### What is being asked
Retype each line of the material exactly, please, skipping any picture in it.

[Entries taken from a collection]
━━━━━━━━

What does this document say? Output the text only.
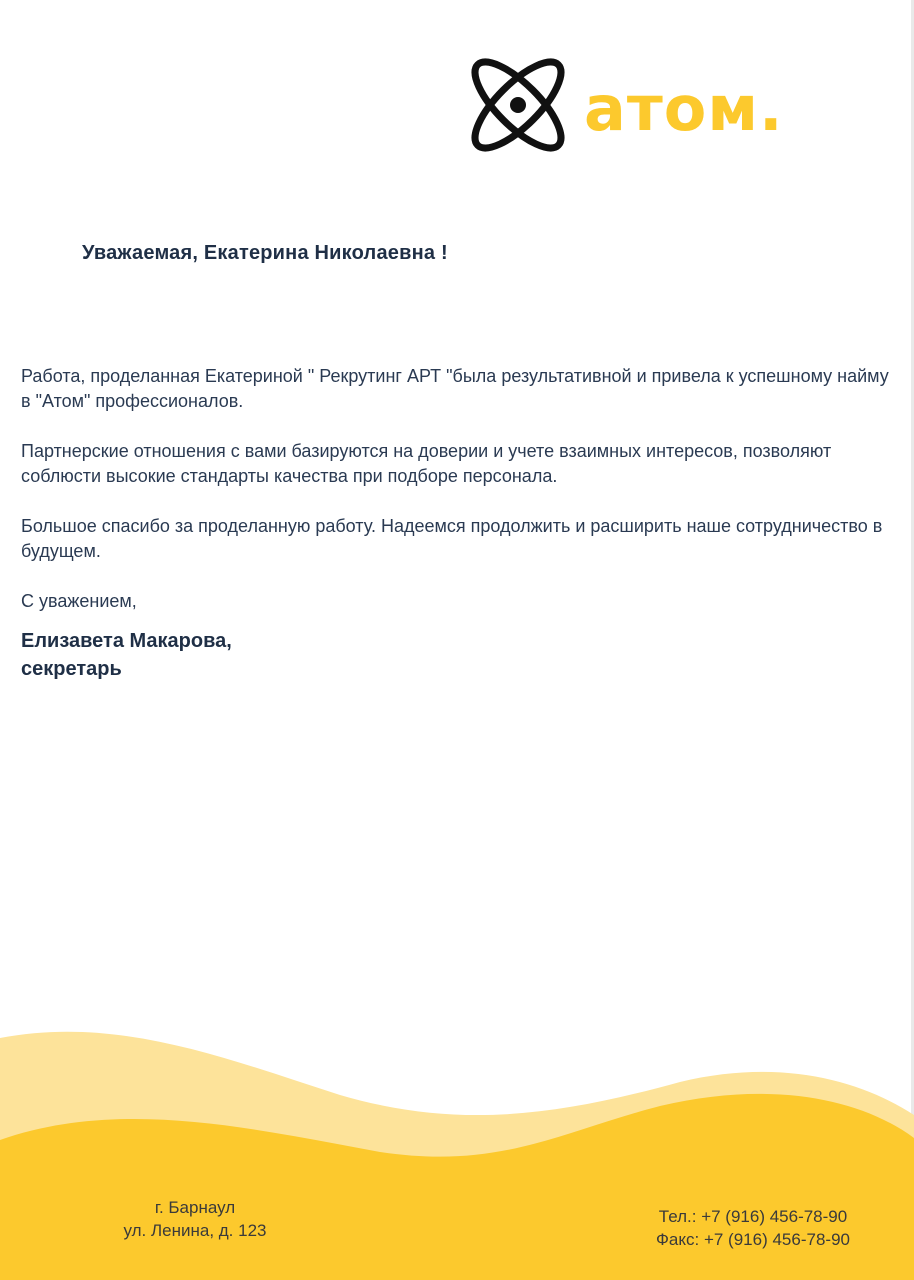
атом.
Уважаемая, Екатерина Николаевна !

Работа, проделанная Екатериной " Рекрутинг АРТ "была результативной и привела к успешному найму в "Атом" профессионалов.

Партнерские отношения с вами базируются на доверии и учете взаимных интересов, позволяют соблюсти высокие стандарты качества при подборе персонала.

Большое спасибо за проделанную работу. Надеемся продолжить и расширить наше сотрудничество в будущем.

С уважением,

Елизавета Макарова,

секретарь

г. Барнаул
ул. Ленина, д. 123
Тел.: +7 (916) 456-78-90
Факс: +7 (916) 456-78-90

━━━━━━━━

### Solved problem
What does this document say? Output the text only.
атом.
Уважаемая, Екатерина Николаевна !

Работа, проделанная Екатериной " Рекрутинг АРТ "была результативной и привела к успешному найму в "Атом" профессионалов.

Партнерские отношения с вами базируются на доверии и учете взаимных интересов, позволяют соблюсти высокие стандарты качества при подборе персонала.

Большое спасибо за проделанную работу. Надеемся продолжить и расширить наше сотрудничество в будущем.

С уважением,

Елизавета Макарова,

секретарь

г. Барнаул
ул. Ленина, д. 123
Тел.: +7 (916) 456-78-90
Факс: +7 (916) 456-78-90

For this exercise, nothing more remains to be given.